*** EXERCISE INPUT ***
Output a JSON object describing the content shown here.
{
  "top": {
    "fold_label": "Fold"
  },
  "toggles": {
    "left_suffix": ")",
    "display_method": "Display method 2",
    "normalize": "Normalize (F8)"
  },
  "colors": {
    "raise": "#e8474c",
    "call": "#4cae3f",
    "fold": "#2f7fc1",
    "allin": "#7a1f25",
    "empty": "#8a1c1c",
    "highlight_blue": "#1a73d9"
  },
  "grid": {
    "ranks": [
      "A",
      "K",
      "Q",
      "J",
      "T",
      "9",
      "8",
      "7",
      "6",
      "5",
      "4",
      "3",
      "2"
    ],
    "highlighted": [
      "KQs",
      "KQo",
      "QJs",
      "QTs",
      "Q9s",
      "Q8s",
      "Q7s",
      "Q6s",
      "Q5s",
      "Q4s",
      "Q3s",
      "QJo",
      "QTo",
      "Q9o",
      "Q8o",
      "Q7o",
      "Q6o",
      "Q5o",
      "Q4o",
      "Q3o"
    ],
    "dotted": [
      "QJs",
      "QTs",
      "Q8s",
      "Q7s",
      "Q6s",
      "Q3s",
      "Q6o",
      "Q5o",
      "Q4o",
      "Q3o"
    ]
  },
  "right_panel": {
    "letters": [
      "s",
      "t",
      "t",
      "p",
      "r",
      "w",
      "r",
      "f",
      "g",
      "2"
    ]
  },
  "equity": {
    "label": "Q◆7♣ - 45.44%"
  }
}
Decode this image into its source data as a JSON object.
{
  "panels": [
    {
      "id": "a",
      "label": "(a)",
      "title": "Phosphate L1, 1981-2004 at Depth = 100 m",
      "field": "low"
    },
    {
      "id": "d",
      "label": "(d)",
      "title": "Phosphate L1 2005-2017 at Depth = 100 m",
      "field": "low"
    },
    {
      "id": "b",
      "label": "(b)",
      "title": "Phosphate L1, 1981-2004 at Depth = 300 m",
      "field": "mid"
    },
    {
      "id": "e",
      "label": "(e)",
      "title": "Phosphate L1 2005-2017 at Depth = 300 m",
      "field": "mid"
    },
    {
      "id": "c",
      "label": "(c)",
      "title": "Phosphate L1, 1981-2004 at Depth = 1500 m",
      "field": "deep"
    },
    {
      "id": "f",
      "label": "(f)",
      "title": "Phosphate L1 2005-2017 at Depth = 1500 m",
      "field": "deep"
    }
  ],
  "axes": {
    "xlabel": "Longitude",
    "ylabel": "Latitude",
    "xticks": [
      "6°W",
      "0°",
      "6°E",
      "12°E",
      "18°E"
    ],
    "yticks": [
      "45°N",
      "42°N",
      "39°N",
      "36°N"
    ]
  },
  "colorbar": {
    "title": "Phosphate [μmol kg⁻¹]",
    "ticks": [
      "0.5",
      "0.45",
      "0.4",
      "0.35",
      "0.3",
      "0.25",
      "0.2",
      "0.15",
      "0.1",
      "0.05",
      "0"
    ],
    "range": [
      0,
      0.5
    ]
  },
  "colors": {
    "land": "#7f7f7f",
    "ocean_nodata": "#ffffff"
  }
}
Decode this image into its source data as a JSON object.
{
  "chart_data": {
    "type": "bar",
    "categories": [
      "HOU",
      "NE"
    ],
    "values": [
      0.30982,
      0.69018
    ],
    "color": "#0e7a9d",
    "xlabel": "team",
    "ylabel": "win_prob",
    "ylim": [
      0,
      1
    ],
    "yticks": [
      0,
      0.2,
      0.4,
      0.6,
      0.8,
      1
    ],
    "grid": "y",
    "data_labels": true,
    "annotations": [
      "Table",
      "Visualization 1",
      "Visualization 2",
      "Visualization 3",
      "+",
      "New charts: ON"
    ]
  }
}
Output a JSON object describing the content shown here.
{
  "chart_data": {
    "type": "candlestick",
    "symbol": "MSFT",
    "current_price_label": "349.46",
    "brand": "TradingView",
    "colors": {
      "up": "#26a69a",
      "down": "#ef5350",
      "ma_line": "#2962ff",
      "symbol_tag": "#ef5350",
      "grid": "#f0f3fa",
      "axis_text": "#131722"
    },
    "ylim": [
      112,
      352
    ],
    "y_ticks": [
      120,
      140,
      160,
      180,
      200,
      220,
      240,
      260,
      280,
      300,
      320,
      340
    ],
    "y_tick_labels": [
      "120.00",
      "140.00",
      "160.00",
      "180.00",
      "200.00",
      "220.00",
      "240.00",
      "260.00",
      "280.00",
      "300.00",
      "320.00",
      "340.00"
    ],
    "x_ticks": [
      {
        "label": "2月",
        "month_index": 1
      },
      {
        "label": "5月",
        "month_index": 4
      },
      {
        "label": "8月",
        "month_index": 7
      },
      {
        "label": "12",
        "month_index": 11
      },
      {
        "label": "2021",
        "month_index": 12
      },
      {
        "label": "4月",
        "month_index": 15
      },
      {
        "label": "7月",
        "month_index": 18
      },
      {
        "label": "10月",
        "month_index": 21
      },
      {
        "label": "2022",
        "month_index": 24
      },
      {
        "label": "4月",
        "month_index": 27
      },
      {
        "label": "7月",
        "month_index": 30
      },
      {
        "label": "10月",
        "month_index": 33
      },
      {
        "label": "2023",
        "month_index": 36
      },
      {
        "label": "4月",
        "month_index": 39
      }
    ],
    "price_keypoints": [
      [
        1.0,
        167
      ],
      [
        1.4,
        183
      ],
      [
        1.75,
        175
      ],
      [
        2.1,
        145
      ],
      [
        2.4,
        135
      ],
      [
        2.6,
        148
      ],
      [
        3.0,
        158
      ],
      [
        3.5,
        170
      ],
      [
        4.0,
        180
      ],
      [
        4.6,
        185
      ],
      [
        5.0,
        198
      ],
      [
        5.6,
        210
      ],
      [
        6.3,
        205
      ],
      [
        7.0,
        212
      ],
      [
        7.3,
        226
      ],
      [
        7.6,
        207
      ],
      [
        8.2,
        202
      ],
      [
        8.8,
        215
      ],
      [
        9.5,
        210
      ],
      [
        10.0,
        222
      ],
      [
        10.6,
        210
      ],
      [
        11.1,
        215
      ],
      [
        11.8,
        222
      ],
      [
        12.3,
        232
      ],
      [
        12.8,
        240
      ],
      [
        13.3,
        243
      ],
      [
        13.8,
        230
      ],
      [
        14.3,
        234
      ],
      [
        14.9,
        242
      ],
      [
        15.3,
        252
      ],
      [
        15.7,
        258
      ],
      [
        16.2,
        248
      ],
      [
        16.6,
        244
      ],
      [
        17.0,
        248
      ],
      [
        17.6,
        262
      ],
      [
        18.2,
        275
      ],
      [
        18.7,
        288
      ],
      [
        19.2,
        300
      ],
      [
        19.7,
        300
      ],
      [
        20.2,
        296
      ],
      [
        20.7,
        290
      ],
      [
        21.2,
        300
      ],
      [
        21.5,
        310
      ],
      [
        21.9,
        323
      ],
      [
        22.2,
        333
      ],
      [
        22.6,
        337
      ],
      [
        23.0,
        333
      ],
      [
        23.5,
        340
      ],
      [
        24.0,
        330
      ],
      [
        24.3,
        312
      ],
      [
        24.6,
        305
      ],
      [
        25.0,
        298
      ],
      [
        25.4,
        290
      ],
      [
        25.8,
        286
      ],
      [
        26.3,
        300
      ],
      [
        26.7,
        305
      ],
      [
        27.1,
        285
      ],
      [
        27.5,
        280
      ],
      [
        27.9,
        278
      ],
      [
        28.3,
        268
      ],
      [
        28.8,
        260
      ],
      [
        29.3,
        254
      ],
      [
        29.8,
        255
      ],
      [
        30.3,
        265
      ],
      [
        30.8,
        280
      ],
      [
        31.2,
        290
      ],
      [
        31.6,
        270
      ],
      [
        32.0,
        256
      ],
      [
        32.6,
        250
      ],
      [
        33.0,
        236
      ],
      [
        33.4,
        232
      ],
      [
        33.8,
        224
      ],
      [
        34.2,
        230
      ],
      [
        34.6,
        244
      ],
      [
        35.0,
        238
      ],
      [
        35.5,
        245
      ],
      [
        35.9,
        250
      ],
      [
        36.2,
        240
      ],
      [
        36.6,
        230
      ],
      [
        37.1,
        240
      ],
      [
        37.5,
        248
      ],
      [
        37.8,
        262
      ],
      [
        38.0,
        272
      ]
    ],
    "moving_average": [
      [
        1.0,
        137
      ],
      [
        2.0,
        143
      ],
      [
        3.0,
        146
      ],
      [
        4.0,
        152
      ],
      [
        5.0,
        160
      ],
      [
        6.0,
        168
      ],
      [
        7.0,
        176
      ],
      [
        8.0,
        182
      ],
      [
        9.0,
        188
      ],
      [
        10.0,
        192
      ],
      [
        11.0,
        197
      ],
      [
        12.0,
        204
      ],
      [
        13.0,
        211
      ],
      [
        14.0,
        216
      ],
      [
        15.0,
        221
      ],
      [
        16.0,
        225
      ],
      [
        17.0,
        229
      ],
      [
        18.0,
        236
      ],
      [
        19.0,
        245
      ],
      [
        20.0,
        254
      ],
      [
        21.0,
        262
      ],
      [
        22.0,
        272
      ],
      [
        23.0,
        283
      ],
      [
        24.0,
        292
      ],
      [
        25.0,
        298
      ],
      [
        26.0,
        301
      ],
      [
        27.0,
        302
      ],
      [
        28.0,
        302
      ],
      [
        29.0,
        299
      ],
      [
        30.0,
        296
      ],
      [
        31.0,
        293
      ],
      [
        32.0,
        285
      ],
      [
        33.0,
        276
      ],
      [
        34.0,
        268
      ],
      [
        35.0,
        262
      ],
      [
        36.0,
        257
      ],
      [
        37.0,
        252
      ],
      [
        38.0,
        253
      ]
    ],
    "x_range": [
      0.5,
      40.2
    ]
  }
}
***
EXERCISE PROMPT: Copy, from the material above, each line in which the string "Visualization" occurs.

ANSWER TO THE TASK:
      "Visualization 1",
      "Visualization 2",
      "Visualization 3",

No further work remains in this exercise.